▶
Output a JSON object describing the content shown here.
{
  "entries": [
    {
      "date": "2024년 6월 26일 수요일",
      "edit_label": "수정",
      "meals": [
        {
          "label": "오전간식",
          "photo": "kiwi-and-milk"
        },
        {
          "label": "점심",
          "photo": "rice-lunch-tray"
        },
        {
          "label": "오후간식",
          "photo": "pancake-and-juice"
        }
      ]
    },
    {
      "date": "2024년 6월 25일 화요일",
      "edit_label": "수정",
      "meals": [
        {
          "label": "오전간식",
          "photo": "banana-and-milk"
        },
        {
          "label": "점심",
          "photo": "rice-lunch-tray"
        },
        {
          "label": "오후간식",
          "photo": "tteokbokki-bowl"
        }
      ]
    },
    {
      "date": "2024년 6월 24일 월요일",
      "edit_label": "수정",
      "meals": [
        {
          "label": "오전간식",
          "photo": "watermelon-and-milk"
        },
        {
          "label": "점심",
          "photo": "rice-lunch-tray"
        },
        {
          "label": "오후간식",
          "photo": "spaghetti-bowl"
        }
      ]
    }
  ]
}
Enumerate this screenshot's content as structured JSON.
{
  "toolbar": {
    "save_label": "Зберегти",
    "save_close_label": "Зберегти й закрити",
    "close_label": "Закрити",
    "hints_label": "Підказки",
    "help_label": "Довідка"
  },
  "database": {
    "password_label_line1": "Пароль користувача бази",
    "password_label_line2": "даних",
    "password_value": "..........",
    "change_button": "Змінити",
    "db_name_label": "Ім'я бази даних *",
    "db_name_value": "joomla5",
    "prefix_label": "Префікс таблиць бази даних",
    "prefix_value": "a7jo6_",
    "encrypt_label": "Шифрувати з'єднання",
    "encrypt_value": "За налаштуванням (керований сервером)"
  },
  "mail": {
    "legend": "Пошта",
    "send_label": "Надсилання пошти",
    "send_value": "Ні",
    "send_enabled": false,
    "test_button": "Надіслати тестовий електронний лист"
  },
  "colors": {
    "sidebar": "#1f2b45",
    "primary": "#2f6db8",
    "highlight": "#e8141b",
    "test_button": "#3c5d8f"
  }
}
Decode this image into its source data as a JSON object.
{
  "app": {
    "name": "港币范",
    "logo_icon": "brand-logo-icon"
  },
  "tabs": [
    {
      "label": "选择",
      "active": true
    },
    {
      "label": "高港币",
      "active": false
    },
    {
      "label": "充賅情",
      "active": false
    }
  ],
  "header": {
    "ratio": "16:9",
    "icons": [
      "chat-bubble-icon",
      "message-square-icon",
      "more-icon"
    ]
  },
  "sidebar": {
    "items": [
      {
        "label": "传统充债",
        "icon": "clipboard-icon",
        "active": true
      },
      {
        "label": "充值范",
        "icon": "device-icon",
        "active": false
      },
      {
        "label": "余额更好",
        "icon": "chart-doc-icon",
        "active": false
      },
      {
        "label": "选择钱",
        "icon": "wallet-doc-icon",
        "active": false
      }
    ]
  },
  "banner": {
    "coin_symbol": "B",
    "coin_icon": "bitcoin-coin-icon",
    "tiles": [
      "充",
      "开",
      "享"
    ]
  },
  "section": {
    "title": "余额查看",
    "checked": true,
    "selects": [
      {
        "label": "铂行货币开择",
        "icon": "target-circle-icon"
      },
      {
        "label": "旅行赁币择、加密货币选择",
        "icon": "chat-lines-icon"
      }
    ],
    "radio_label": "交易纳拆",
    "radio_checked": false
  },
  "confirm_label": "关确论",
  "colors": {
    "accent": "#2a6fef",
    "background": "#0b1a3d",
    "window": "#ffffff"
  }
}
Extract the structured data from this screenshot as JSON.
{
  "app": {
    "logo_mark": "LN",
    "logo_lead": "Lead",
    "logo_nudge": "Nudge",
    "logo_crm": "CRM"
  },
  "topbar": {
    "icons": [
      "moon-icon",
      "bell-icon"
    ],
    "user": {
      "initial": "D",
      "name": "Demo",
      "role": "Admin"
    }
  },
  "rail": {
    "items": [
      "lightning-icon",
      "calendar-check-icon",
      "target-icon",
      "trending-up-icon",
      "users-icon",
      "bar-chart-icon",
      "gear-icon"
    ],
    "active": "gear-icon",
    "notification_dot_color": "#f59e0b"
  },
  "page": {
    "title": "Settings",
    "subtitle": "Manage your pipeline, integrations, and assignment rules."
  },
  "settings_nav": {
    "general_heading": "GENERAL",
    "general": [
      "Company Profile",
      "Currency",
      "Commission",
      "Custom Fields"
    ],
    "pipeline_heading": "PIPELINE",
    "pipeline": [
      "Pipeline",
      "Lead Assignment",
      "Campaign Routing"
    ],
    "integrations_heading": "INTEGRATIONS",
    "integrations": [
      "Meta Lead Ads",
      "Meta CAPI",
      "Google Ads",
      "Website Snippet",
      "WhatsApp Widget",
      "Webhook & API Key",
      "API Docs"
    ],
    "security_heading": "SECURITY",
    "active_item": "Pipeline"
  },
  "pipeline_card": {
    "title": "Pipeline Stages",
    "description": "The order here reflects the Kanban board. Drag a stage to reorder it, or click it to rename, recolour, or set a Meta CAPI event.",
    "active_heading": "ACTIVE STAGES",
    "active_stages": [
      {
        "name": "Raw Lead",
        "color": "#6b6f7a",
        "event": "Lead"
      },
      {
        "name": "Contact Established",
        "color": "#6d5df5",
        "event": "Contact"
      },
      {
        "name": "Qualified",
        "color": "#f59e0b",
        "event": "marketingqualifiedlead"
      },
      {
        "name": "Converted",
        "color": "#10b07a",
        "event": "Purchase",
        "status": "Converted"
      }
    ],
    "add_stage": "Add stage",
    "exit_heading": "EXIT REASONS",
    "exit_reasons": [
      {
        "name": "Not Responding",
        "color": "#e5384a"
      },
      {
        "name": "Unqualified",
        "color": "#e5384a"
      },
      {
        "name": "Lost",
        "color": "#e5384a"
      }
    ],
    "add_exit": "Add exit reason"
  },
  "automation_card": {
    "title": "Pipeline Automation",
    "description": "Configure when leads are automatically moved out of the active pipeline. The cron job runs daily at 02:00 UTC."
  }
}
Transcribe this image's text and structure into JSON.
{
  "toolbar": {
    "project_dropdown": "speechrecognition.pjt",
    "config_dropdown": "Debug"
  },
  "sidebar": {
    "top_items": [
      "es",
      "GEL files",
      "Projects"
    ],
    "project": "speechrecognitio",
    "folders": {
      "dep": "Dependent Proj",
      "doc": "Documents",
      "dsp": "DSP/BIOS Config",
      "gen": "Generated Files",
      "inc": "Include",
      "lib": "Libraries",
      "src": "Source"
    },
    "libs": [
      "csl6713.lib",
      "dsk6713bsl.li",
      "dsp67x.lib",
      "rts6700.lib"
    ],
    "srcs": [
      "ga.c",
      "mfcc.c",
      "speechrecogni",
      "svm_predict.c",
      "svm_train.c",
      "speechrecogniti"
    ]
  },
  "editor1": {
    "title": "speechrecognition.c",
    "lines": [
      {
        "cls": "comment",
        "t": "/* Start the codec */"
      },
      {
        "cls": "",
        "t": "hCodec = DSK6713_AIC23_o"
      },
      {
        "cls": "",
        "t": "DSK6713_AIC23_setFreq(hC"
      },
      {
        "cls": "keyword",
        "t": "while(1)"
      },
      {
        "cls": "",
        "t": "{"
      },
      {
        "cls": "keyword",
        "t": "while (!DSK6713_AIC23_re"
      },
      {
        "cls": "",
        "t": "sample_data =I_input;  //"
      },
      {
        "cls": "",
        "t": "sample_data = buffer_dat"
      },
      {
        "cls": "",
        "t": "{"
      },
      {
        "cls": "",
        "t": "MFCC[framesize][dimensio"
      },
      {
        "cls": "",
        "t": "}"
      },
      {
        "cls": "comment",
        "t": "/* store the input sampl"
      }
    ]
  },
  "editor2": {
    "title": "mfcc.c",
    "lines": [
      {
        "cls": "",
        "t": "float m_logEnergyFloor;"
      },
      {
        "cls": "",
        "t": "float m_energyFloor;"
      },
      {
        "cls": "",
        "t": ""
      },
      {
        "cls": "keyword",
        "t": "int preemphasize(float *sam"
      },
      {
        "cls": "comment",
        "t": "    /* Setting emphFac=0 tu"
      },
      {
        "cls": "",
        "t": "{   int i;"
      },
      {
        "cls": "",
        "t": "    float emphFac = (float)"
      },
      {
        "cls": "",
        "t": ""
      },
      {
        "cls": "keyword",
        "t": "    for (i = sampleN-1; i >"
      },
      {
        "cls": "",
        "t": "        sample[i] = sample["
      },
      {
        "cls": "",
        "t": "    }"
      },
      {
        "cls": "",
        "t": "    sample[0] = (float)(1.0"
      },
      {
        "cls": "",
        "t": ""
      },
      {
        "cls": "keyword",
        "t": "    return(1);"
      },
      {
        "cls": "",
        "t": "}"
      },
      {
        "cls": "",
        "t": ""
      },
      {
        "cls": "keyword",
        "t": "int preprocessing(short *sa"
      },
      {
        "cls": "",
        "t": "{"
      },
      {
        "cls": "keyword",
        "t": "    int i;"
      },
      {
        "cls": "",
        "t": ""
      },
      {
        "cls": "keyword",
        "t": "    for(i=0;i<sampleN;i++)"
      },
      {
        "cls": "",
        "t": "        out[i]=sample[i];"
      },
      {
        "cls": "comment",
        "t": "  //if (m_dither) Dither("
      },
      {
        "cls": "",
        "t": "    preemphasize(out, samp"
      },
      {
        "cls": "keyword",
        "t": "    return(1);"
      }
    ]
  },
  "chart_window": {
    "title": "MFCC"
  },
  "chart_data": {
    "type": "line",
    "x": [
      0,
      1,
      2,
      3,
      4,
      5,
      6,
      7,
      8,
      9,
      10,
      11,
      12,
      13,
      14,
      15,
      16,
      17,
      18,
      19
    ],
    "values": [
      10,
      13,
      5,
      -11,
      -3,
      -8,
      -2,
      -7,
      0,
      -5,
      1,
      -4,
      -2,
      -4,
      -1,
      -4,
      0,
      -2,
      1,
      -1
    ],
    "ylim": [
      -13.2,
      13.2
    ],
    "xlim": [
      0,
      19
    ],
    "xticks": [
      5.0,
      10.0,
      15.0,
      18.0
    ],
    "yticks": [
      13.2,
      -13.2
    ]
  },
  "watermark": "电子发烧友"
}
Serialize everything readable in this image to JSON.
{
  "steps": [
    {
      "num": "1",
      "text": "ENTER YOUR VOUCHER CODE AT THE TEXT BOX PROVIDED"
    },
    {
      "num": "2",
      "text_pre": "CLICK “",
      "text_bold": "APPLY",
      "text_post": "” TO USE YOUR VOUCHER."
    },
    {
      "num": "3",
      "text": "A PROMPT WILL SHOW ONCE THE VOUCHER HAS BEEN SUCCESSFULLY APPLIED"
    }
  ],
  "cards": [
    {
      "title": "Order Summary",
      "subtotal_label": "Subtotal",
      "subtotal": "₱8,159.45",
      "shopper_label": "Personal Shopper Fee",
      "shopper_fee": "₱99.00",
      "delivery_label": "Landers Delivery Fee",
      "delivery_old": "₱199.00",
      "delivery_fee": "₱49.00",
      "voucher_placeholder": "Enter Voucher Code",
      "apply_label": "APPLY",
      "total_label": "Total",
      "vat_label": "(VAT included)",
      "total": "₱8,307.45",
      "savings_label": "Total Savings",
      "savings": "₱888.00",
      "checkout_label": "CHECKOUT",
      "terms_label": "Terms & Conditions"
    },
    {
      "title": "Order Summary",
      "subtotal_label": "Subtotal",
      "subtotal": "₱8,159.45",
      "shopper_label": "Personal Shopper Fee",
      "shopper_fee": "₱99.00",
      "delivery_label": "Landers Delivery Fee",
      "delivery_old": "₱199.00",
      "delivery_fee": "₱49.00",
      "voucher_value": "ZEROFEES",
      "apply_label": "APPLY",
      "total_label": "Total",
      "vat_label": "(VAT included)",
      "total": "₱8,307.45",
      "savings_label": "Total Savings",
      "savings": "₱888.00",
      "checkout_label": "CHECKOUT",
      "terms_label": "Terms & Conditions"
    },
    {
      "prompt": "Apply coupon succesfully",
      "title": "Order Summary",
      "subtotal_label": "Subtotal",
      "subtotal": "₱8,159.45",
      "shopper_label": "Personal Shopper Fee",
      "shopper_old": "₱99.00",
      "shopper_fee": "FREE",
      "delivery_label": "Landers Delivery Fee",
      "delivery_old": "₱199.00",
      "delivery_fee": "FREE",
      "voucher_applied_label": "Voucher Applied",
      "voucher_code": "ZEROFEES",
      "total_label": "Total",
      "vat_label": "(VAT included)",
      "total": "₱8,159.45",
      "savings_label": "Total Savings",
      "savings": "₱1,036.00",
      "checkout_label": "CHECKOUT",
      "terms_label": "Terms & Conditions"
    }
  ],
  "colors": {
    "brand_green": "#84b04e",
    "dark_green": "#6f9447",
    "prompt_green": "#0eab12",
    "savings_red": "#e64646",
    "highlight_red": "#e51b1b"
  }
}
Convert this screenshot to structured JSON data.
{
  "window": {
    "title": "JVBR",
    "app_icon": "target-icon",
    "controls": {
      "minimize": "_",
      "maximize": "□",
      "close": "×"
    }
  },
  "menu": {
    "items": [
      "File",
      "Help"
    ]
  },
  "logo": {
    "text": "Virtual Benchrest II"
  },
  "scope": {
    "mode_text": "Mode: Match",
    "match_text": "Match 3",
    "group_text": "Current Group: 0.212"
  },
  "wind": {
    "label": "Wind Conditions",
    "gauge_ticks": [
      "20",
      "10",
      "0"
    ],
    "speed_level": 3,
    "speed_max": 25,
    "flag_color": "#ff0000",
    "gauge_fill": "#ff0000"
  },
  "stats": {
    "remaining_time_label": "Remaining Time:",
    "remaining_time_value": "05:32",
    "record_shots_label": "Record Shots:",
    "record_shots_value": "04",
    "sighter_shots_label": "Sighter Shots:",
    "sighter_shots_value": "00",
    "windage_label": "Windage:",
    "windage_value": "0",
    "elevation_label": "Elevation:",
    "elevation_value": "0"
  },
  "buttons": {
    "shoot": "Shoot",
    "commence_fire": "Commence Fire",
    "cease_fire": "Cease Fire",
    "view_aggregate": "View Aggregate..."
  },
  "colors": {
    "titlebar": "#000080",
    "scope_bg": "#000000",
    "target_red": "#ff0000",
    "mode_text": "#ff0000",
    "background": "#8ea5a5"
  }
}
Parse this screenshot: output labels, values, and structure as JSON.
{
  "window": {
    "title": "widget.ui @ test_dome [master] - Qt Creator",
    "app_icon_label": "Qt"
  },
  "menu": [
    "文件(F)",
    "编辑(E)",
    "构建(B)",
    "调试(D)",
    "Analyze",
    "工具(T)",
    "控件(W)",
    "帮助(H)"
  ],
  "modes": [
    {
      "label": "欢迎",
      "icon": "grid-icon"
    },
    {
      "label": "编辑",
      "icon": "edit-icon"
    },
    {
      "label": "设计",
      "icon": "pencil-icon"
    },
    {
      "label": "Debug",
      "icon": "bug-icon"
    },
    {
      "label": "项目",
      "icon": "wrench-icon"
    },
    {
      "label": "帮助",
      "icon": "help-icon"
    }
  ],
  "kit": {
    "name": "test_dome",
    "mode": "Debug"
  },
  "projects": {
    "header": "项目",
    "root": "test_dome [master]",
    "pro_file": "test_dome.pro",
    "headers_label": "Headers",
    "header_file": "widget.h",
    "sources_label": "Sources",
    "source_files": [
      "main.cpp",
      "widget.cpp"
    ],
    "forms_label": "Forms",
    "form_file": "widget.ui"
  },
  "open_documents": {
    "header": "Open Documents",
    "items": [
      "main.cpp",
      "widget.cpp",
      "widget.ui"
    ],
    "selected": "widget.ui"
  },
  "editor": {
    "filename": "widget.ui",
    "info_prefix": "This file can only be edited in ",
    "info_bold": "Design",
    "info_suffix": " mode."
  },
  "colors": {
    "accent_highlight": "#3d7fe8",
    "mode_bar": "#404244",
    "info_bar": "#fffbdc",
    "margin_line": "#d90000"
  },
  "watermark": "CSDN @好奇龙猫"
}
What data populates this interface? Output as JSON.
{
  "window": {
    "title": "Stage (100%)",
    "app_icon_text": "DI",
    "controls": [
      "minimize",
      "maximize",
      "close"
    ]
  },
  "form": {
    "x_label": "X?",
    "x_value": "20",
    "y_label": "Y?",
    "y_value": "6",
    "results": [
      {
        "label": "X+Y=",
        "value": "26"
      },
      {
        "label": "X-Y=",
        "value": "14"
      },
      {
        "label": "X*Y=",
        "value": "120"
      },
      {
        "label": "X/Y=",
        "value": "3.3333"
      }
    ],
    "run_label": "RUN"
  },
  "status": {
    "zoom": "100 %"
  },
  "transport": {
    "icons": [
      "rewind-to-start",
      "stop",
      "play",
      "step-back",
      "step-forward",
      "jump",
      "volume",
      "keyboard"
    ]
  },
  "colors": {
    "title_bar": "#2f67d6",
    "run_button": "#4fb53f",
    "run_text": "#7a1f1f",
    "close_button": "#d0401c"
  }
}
◀
Reproduce, word for word, every line starting at the line that contains "What data populates" and ending with the final line of the entries.

● Solution to the problem:
What data populates this interface? Output as JSON.
{
  "window": {
    "title": "Stage (100%)",
    "app_icon_text": "DI",
    "controls": [
      "minimize",
      "maximize",
      "close"
    ]
  },
  "form": {
    "x_label": "X?",
    "x_value": "20",
    "y_label": "Y?",
    "y_value": "6",
    "results": [
      {
        "label": "X+Y=",
        "value": "26"
      },
      {
        "label": "X-Y=",
        "value": "14"
      },
      {
        "label": "X*Y=",
        "value": "120"
      },
      {
        "label": "X/Y=",
        "value": "3.3333"
      }
    ],
    "run_label": "RUN"
  },
  "status": {
    "zoom": "100 %"
  },
  "transport": {
    "icons": [
      "rewind-to-start",
      "stop",
      "play",
      "step-back",
      "step-forward",
      "jump",
      "volume",
      "keyboard"
    ]
  },
  "colors": {
    "title_bar": "#2f67d6",
    "run_button": "#4fb53f",
    "run_text": "#7a1f1f",
    "close_button": "#d0401c"
  }
}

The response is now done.